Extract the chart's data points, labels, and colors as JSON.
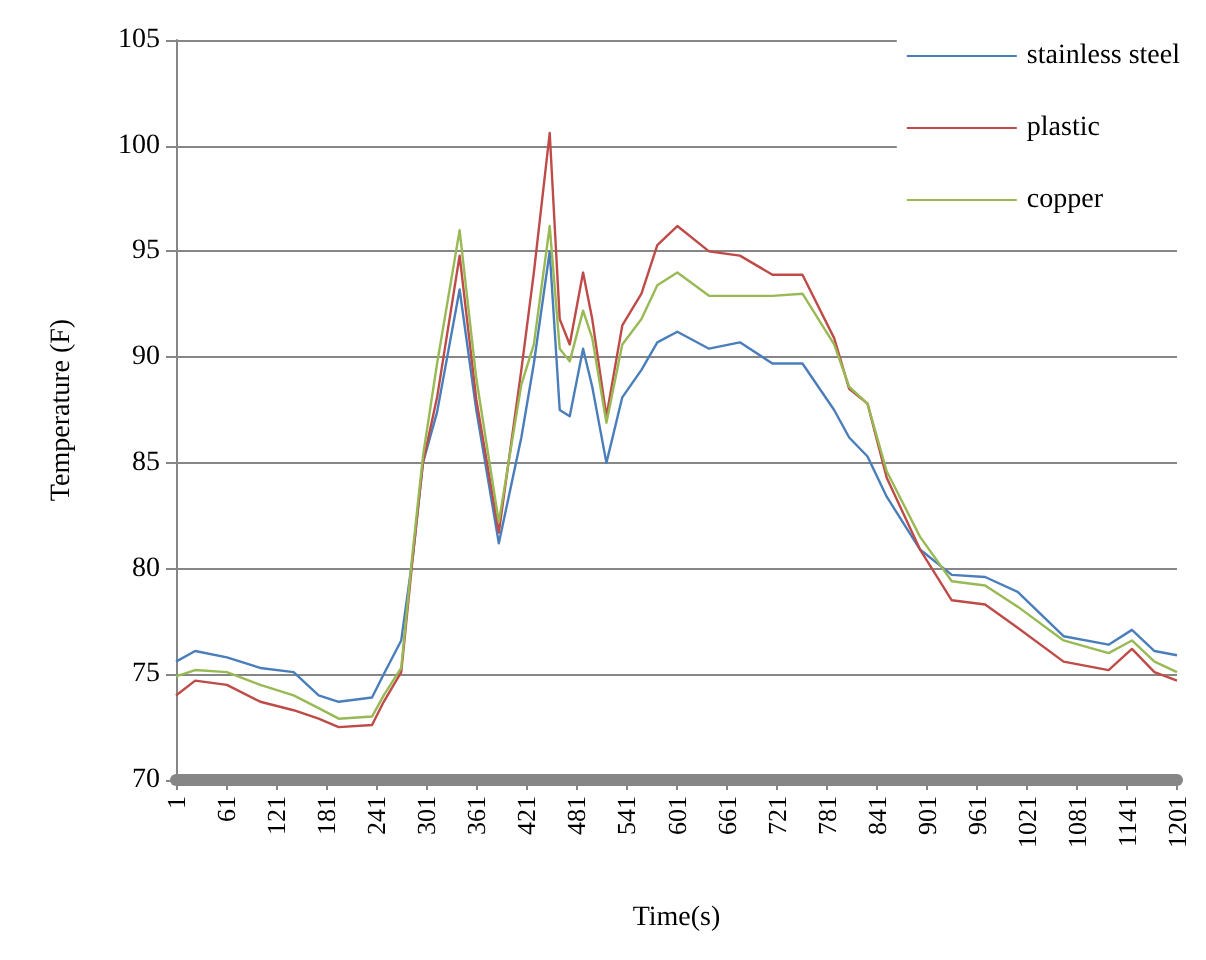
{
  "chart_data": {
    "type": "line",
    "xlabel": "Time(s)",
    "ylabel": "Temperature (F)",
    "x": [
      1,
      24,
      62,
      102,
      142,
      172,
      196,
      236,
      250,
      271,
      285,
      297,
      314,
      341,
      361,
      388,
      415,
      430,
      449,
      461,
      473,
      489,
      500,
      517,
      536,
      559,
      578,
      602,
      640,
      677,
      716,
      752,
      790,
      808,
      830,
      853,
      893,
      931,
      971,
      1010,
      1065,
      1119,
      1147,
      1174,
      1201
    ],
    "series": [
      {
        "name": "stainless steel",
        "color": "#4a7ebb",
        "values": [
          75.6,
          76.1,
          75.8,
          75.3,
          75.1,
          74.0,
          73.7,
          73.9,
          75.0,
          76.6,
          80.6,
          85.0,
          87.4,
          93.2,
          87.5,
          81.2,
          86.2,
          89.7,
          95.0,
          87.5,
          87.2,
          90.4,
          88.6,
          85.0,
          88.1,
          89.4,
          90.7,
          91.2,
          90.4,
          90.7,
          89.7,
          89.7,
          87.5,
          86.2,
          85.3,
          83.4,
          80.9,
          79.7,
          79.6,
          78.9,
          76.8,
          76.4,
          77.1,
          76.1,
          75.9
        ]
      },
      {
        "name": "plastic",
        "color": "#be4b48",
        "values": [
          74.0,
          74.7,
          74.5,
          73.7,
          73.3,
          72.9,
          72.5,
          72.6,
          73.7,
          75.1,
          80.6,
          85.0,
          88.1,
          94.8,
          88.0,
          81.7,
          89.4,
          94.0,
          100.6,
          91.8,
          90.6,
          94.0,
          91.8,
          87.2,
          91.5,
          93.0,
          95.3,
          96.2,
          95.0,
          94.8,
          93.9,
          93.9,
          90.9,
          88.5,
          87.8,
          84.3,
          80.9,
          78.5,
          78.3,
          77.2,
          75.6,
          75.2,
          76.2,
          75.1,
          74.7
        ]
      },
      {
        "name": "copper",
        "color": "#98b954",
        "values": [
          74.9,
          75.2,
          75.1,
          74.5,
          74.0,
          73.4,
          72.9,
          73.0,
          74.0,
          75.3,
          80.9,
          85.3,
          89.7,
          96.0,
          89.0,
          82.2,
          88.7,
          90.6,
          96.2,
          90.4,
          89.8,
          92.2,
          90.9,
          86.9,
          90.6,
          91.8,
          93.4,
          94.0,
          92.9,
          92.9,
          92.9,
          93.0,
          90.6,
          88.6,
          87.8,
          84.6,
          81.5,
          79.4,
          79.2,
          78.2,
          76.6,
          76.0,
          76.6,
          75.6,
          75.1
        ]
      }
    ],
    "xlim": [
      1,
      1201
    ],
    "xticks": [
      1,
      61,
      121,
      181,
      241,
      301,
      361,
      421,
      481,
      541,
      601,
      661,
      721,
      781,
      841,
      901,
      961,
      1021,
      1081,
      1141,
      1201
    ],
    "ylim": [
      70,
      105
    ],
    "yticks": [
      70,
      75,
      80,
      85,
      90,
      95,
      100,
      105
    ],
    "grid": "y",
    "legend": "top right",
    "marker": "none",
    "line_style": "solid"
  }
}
═══
● **Exercise objective**: Each line in the entries above that includes the string "name" should be extracted.

● **Task result**:
        "name": "stainless steel",
        "name": "plastic",
        "name": "copper",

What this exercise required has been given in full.